--- The records ---
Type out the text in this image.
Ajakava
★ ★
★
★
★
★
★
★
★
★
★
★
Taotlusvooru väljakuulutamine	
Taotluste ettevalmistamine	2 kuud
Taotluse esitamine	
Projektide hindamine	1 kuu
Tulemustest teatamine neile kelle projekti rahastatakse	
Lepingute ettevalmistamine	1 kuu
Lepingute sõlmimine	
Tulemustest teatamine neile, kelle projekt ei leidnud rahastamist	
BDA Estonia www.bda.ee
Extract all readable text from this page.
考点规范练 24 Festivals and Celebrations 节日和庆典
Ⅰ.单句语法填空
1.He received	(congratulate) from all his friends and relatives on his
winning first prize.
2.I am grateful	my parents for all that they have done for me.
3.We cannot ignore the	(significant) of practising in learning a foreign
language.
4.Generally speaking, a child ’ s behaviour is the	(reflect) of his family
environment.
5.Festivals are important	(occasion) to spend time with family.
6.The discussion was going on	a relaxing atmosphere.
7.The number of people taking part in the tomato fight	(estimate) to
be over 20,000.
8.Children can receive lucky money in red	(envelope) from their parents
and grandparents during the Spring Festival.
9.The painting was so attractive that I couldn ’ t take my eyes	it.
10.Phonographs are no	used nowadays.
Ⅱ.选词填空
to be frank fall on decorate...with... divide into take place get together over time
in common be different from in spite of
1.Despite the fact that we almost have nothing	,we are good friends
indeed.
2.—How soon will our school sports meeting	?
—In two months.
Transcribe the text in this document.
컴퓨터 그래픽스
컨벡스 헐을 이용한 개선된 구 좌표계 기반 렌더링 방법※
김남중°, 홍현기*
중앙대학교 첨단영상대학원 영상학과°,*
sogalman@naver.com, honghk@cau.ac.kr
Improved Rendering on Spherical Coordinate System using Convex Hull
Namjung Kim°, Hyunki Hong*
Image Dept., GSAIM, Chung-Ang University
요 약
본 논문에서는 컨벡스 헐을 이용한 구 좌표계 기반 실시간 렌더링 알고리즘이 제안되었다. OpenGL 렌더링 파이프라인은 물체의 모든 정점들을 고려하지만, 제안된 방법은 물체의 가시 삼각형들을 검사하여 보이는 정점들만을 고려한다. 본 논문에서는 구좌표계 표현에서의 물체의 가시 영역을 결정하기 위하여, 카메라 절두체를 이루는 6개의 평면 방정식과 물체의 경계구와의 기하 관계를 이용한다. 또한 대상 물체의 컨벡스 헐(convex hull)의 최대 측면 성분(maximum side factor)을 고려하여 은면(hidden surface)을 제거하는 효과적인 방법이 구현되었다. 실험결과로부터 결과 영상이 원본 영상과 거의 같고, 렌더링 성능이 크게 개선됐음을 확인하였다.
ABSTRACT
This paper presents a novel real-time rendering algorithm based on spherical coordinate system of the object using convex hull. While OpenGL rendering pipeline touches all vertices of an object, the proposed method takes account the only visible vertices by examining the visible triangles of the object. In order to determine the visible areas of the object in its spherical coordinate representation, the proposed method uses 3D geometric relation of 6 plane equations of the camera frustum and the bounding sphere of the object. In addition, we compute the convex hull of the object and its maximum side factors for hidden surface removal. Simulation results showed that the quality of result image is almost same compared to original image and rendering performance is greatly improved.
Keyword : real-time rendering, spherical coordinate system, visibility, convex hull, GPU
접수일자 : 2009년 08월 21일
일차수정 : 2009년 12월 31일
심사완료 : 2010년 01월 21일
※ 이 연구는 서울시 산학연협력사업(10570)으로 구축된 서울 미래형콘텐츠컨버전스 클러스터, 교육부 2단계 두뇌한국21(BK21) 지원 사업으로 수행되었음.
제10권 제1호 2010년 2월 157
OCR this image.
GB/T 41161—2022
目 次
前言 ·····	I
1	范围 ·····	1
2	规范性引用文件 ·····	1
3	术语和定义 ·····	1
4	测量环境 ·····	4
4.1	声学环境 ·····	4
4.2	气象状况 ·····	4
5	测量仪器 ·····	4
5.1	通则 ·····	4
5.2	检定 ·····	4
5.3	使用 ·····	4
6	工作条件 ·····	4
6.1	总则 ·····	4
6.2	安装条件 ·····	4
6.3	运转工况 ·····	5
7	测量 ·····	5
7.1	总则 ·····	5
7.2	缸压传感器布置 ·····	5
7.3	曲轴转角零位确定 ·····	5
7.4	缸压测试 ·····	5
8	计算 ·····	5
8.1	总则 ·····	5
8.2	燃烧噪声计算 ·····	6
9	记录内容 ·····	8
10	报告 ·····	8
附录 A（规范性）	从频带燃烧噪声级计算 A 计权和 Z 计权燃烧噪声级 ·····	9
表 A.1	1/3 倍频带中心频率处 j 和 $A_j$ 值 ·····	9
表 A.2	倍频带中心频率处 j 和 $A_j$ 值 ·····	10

--- To be done ---
Tally the lines of the records holding the word "have", then state only the tally.

--- Correct output ---
2